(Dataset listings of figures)

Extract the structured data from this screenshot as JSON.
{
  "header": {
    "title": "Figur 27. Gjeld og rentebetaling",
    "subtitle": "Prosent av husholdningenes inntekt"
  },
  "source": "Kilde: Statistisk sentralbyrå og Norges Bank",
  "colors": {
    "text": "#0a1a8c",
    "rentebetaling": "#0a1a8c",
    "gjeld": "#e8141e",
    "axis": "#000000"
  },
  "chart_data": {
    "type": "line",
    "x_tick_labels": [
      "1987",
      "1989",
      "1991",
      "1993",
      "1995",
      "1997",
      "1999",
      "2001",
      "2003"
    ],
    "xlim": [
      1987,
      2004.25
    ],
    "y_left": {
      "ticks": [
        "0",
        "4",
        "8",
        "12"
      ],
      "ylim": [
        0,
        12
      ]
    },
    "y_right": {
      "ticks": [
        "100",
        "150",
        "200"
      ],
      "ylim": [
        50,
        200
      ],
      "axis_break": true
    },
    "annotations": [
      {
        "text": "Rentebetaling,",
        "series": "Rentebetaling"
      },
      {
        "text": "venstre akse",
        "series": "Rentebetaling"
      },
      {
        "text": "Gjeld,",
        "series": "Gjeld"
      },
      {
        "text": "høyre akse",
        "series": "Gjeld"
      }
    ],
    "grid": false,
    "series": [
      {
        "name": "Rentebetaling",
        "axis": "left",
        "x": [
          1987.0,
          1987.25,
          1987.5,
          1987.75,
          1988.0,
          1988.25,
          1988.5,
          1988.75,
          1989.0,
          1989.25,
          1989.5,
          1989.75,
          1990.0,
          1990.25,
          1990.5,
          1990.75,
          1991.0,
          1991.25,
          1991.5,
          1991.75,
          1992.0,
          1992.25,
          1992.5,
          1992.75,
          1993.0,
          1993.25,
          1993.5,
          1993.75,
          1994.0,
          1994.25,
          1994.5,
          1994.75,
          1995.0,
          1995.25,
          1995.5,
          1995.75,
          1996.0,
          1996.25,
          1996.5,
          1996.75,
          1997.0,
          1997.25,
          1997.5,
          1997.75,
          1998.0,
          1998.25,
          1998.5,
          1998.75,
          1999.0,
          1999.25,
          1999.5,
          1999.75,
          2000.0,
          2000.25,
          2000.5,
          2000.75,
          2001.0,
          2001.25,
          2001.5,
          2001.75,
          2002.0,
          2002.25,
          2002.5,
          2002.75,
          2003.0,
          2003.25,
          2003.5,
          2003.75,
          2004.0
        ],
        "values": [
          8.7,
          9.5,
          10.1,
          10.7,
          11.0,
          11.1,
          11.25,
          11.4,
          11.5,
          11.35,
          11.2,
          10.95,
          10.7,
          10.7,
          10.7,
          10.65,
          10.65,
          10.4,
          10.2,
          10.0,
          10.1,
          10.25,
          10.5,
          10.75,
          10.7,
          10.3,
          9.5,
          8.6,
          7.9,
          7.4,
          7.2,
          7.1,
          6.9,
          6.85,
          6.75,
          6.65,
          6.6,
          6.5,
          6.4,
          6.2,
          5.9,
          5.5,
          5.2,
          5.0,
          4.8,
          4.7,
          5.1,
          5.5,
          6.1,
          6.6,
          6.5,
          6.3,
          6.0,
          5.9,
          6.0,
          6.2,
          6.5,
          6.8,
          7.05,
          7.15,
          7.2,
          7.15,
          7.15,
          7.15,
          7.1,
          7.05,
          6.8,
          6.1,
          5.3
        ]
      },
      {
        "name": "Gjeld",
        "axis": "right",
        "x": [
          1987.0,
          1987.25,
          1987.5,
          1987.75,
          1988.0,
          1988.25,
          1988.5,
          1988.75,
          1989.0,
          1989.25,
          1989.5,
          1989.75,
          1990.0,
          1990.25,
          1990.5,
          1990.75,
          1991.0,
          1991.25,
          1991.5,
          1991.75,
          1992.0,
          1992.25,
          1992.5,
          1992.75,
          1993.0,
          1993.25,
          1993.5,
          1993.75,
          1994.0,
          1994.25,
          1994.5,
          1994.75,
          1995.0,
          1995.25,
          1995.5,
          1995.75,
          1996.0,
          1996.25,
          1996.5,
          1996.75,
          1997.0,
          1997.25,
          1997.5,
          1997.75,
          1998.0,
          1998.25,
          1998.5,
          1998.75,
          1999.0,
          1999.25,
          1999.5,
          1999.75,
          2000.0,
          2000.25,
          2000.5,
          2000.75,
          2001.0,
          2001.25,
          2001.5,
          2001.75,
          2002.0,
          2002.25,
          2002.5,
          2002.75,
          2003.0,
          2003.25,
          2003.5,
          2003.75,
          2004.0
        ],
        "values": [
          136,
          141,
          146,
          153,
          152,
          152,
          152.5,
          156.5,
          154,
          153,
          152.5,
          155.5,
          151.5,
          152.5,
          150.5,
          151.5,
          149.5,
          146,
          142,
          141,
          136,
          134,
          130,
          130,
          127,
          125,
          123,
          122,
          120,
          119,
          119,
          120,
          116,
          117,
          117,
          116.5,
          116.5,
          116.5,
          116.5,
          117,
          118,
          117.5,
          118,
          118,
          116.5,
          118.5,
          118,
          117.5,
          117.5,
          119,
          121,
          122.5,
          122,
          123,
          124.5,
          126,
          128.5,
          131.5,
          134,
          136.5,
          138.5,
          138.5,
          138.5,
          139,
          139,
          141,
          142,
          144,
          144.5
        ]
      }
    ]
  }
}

TASK REQUIREMENTS: Where a line of the data contains "text", copy that line.

TASK RESPONSE:
    "text": "#0a1a8c",
        "text": "Rentebetaling,",
        "text": "venstre akse",
        "text": "Gjeld,",
        "text": "høyre akse",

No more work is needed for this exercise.